Task to complete:
Records follow. Pull out every line that contains "grid".

Input rows:

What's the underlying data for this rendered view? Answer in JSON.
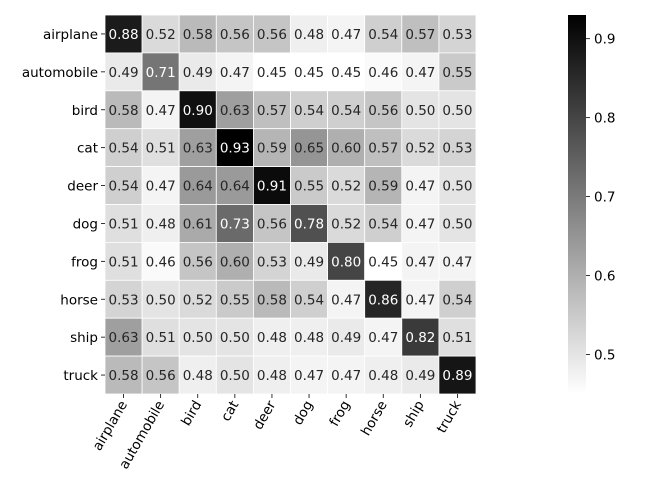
{
  "chart_data": {
    "type": "heatmap",
    "title": "",
    "xlabel": "",
    "ylabel": "",
    "row_labels": [
      "airplane",
      "automobile",
      "bird",
      "cat",
      "deer",
      "dog",
      "frog",
      "horse",
      "ship",
      "truck"
    ],
    "col_labels": [
      "airplane",
      "automobile",
      "bird",
      "cat",
      "deer",
      "dog",
      "frog",
      "horse",
      "ship",
      "truck"
    ],
    "values": [
      [
        0.88,
        0.52,
        0.58,
        0.56,
        0.56,
        0.48,
        0.47,
        0.54,
        0.57,
        0.53
      ],
      [
        0.49,
        0.71,
        0.49,
        0.47,
        0.45,
        0.45,
        0.45,
        0.46,
        0.47,
        0.55
      ],
      [
        0.58,
        0.47,
        0.9,
        0.63,
        0.57,
        0.54,
        0.54,
        0.56,
        0.5,
        0.5
      ],
      [
        0.54,
        0.51,
        0.63,
        0.93,
        0.59,
        0.65,
        0.6,
        0.57,
        0.52,
        0.53
      ],
      [
        0.54,
        0.47,
        0.64,
        0.64,
        0.91,
        0.55,
        0.52,
        0.59,
        0.47,
        0.5
      ],
      [
        0.51,
        0.48,
        0.61,
        0.73,
        0.56,
        0.78,
        0.52,
        0.54,
        0.47,
        0.5
      ],
      [
        0.51,
        0.46,
        0.56,
        0.6,
        0.53,
        0.49,
        0.8,
        0.45,
        0.47,
        0.47
      ],
      [
        0.53,
        0.5,
        0.52,
        0.55,
        0.58,
        0.54,
        0.47,
        0.86,
        0.47,
        0.54
      ],
      [
        0.63,
        0.51,
        0.5,
        0.5,
        0.48,
        0.48,
        0.49,
        0.47,
        0.82,
        0.51
      ],
      [
        0.58,
        0.56,
        0.48,
        0.5,
        0.48,
        0.47,
        0.47,
        0.48,
        0.49,
        0.89
      ]
    ],
    "colormap": "Greys",
    "color_range": [
      0.45,
      0.93
    ],
    "colorbar_ticks": [
      0.5,
      0.6,
      0.7,
      0.8,
      0.9
    ],
    "colorbar_tick_labels": [
      "0.5",
      "0.6",
      "0.7",
      "0.8",
      "0.9"
    ],
    "value_format": "2 decimals",
    "grid": true,
    "legend": "colorbar-right"
  }
}
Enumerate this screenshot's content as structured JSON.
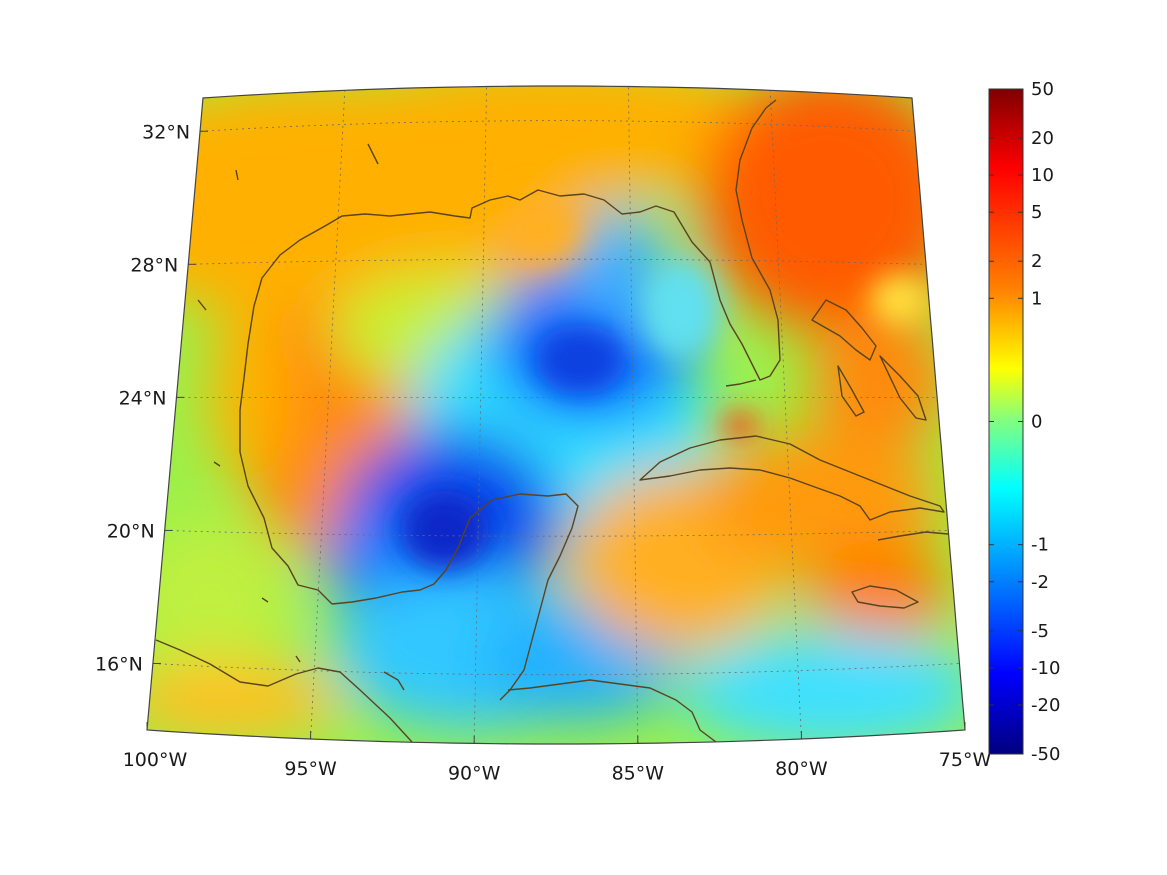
{
  "map": {
    "projection": "conic",
    "lon_range": [
      -100,
      -75
    ],
    "lat_range": [
      14,
      33
    ],
    "lon_ticks": [
      {
        "value": -100,
        "label": "100°W"
      },
      {
        "value": -95,
        "label": "95°W"
      },
      {
        "value": -90,
        "label": "90°W"
      },
      {
        "value": -85,
        "label": "85°W"
      },
      {
        "value": -80,
        "label": "80°W"
      },
      {
        "value": -75,
        "label": "75°W"
      }
    ],
    "lat_ticks": [
      {
        "value": 32,
        "label": "32°N"
      },
      {
        "value": 28,
        "label": "28°N"
      },
      {
        "value": 24,
        "label": "24°N"
      },
      {
        "value": 20,
        "label": "20°N"
      },
      {
        "value": 16,
        "label": "16°N"
      }
    ],
    "grid": true,
    "coastline_color": "#5a4320",
    "colors": {
      "frame": "#444444",
      "grid": "#6a6a6a"
    },
    "field_features": [
      {
        "region": "eastern Gulf of Mexico",
        "value_range": [
          -10,
          -5
        ]
      },
      {
        "region": "Bay of Campeche",
        "value_range": [
          -20,
          -10
        ]
      },
      {
        "region": "western Gulf / Mexico",
        "value_range": [
          2,
          5
        ]
      },
      {
        "region": "Florida and Atlantic",
        "value_range": [
          5,
          10
        ]
      },
      {
        "region": "Caribbean Sea",
        "value_range": [
          -2,
          5
        ]
      }
    ]
  },
  "colorbar": {
    "position": "right",
    "scale": "symmetric-log",
    "range": [
      -50,
      50
    ],
    "colormap": "jet",
    "ticks": [
      "50",
      "20",
      "10",
      "5",
      "2",
      "1",
      "0",
      "-1",
      "-2",
      "-5",
      "-10",
      "-20",
      "-50"
    ]
  }
}
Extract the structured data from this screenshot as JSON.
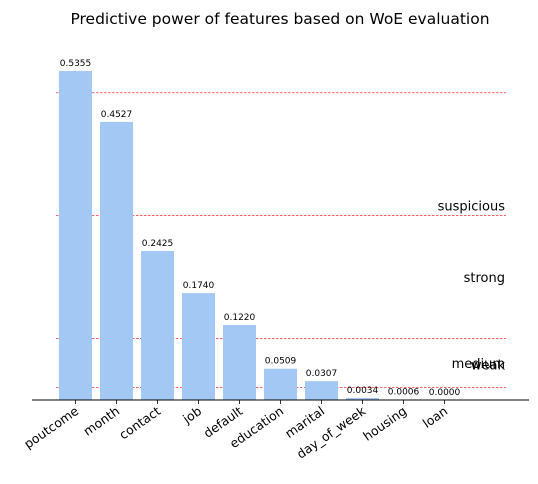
{
  "chart_data": {
    "type": "bar",
    "title": "Predictive power of features based on WoE evaluation",
    "xlabel": "",
    "ylabel": "",
    "categories": [
      "poutcome",
      "month",
      "contact",
      "job",
      "default",
      "education",
      "marital",
      "day_of_week",
      "housing",
      "loan"
    ],
    "values": [
      0.5355,
      0.4527,
      0.2425,
      0.174,
      0.122,
      0.0509,
      0.0307,
      0.0034,
      0.0006,
      0.0
    ],
    "value_labels": [
      "0.5355",
      "0.4527",
      "0.2425",
      "0.1740",
      "0.1220",
      "0.0509",
      "0.0307",
      "0.0034",
      "0.0006",
      "0.0000"
    ],
    "thresholds": [
      0.02,
      0.1,
      0.3,
      0.5
    ],
    "bands": [
      "weak",
      "medium",
      "strong",
      "suspicious"
    ],
    "ylim": [
      0,
      0.55
    ],
    "bar_color": "#a3c8f4",
    "threshold_color": "#ff0000",
    "grid": false,
    "legend": "none"
  }
}
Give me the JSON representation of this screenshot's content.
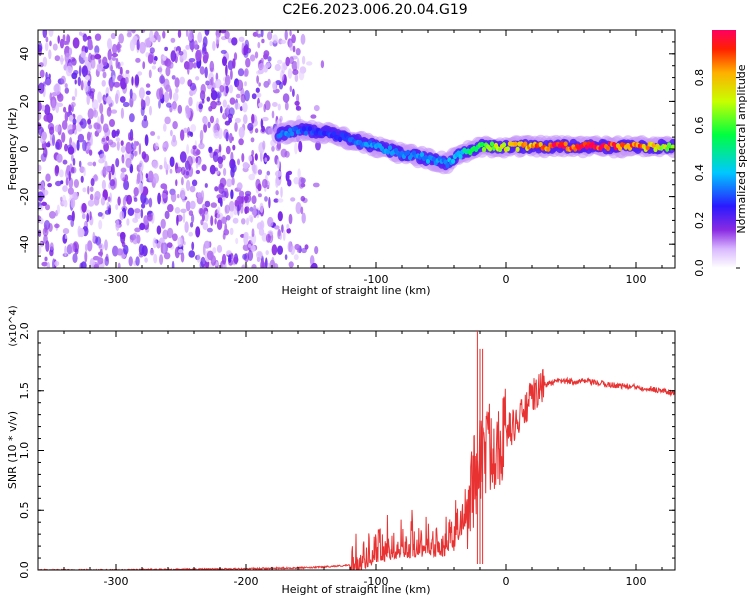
{
  "title": "C2E6.2023.006.20.04.G19",
  "chart_data": [
    {
      "type": "heatmap",
      "xlabel": "Height of straight line (km)",
      "ylabel": "Frequency (Hz)",
      "xlim": [
        -360,
        130
      ],
      "ylim": [
        -50,
        50
      ],
      "x_ticks": [
        -300,
        -200,
        -100,
        0,
        100
      ],
      "y_ticks": [
        -40,
        -20,
        0,
        20,
        40
      ],
      "colorbar": {
        "label": "Normalized spectral amplitude",
        "range": [
          0.0,
          1.0
        ],
        "ticks": [
          0.0,
          0.2,
          0.4,
          0.6,
          0.8
        ],
        "colormap": "rainbow (white-violet-blue-cyan-green-yellow-red)"
      },
      "features": {
        "noise_region_x": [
          -360,
          -150
        ],
        "signal_ridge": [
          {
            "x": -175,
            "y": 6,
            "amp": 0.35
          },
          {
            "x": -160,
            "y": 8,
            "amp": 0.3
          },
          {
            "x": -140,
            "y": 7,
            "amp": 0.25
          },
          {
            "x": -120,
            "y": 4,
            "amp": 0.3
          },
          {
            "x": -100,
            "y": 1,
            "amp": 0.35
          },
          {
            "x": -80,
            "y": -2,
            "amp": 0.35
          },
          {
            "x": -60,
            "y": -4,
            "amp": 0.35
          },
          {
            "x": -45,
            "y": -6,
            "amp": 0.35
          },
          {
            "x": -35,
            "y": -2,
            "amp": 0.4
          },
          {
            "x": -20,
            "y": 1,
            "amp": 0.6
          },
          {
            "x": 0,
            "y": 1,
            "amp": 0.7
          },
          {
            "x": 40,
            "y": 1,
            "amp": 0.9
          },
          {
            "x": 80,
            "y": 1,
            "amp": 0.9
          },
          {
            "x": 100,
            "y": 1,
            "amp": 0.85
          },
          {
            "x": 130,
            "y": 1,
            "amp": 0.6
          }
        ]
      }
    },
    {
      "type": "line",
      "xlabel": "Height of straight line (km)",
      "ylabel": "SNR (10 * v/v)",
      "multiplier": "(x10^4)",
      "xlim": [
        -360,
        130
      ],
      "ylim": [
        0.0,
        2.0
      ],
      "x_ticks": [
        -300,
        -200,
        -100,
        0,
        100
      ],
      "y_ticks": [
        0.0,
        0.5,
        1.0,
        1.5,
        2.0
      ],
      "series": [
        {
          "color": "#e83232",
          "x": [
            -360,
            -300,
            -200,
            -150,
            -120,
            -110,
            -100,
            -90,
            -80,
            -70,
            -60,
            -50,
            -40,
            -30,
            -25,
            -20,
            -15,
            -10,
            0,
            10,
            20,
            30,
            40,
            60,
            80,
            100,
            110,
            120,
            130
          ],
          "y": [
            0.0,
            0.0,
            0.01,
            0.02,
            0.04,
            0.12,
            0.18,
            0.2,
            0.22,
            0.22,
            0.24,
            0.22,
            0.28,
            0.5,
            0.75,
            0.95,
            1.0,
            1.05,
            1.15,
            1.25,
            1.45,
            1.55,
            1.58,
            1.58,
            1.55,
            1.53,
            1.52,
            1.5,
            1.48
          ]
        }
      ]
    }
  ]
}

Response to the exercise:
    "grid": true,
    "grid": true,
      "grid": "#6a6a6a"
    "grid": false,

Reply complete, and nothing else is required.